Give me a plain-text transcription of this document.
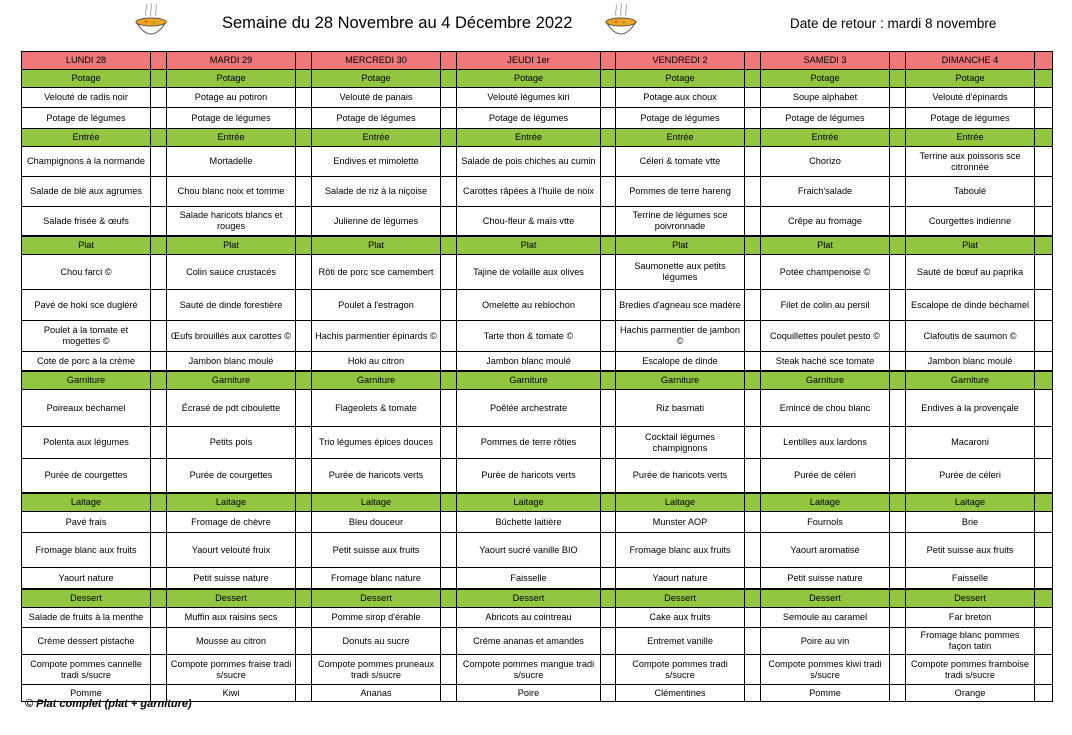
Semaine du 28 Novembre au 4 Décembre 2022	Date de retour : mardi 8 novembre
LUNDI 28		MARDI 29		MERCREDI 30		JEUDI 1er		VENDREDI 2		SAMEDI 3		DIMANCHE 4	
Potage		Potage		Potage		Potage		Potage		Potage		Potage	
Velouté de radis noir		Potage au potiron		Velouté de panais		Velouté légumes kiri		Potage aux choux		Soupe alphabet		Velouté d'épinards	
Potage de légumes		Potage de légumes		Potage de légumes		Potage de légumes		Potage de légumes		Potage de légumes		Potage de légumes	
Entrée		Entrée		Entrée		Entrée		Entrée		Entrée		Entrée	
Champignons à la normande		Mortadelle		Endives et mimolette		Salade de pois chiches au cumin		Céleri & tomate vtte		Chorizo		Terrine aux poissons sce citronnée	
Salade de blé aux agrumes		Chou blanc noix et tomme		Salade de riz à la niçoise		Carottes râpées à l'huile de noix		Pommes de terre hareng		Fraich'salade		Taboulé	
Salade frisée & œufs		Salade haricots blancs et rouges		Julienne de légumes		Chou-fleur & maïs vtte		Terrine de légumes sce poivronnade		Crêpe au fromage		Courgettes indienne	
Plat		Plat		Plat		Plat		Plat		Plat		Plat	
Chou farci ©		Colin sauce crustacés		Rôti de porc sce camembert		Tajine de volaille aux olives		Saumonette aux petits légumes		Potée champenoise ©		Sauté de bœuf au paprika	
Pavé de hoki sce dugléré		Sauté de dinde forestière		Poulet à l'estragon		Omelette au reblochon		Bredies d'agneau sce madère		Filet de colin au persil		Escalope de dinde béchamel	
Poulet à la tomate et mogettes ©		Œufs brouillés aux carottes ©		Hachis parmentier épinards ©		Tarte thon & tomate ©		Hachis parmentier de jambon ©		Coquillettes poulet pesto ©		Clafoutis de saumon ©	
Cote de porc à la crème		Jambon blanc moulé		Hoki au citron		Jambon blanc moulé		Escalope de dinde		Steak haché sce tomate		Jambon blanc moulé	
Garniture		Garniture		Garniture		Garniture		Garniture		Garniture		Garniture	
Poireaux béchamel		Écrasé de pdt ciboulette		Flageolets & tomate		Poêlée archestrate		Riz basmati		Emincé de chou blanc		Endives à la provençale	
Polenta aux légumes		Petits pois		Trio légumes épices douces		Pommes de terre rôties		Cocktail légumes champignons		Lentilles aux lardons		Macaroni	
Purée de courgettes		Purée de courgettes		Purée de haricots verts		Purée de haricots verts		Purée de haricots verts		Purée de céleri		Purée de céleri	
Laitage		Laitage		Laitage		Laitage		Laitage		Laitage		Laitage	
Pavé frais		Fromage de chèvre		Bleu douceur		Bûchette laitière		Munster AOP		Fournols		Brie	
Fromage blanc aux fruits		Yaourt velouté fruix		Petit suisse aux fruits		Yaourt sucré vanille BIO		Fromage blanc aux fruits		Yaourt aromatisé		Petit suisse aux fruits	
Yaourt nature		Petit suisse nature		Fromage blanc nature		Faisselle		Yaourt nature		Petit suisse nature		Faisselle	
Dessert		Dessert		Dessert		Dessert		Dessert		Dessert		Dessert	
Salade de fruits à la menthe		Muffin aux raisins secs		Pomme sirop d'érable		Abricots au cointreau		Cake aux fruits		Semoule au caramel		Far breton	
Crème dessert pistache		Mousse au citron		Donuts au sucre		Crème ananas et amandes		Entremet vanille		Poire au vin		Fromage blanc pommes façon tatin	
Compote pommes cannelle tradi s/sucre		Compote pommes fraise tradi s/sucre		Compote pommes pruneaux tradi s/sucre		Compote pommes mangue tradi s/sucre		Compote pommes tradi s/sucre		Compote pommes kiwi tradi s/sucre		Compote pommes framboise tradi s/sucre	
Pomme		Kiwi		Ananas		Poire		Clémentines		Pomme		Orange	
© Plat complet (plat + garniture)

§ §

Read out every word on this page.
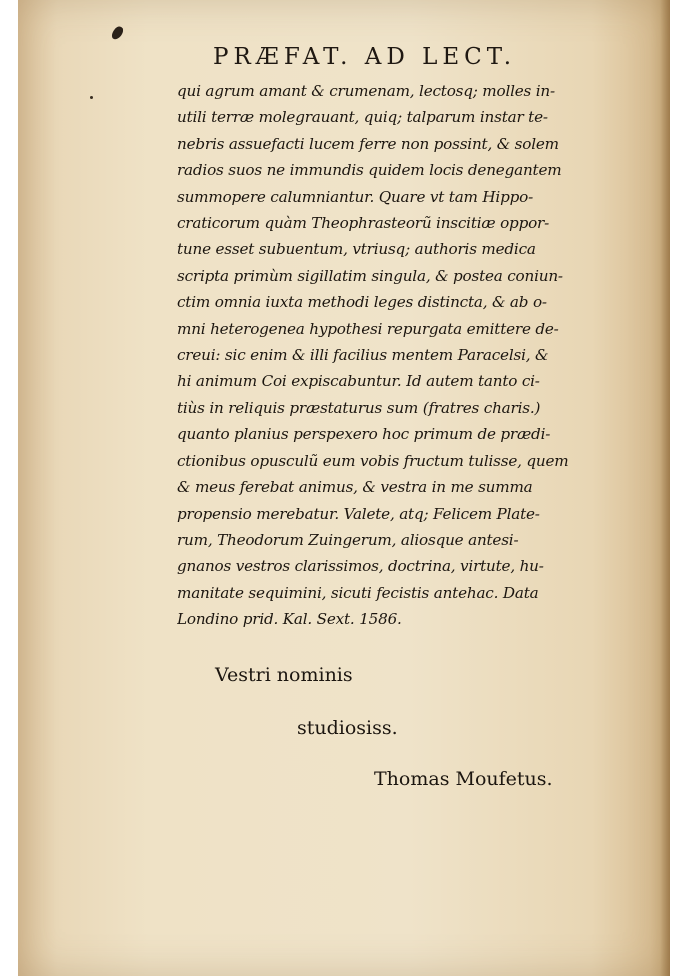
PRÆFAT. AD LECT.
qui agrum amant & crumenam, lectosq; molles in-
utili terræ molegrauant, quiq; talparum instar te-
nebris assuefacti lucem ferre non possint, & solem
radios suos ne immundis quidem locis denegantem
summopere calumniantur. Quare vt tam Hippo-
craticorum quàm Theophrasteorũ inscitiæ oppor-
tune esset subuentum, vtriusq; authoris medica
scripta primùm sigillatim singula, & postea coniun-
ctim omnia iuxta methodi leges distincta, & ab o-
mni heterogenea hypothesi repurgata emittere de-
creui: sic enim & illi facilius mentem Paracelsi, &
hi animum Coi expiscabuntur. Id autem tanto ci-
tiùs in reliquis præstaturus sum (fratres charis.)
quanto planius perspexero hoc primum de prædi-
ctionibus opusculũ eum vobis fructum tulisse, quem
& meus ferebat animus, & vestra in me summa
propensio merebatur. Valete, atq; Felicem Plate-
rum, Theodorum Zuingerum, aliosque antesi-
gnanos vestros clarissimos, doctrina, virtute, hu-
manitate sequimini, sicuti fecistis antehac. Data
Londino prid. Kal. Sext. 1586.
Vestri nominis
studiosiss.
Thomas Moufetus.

§ §

■ DESCRIPTION OF THE TASK ■
All lines above with "dinde" in them should be returned.

■ RESULT OF THIS EXERCISE ■
Pavé de hoki sce dugléré		Sauté de dinde forestière		Poulet à l'estragon		Omelette au reblochon		Bredies d'agneau sce madère		Filet de colin au persil		Escalope de dinde béchamel	
Cote de porc à la crème		Jambon blanc moulé		Hoki au citron		Jambon blanc moulé		Escalope de dinde		Steak haché sce tomate		Jambon blanc moulé	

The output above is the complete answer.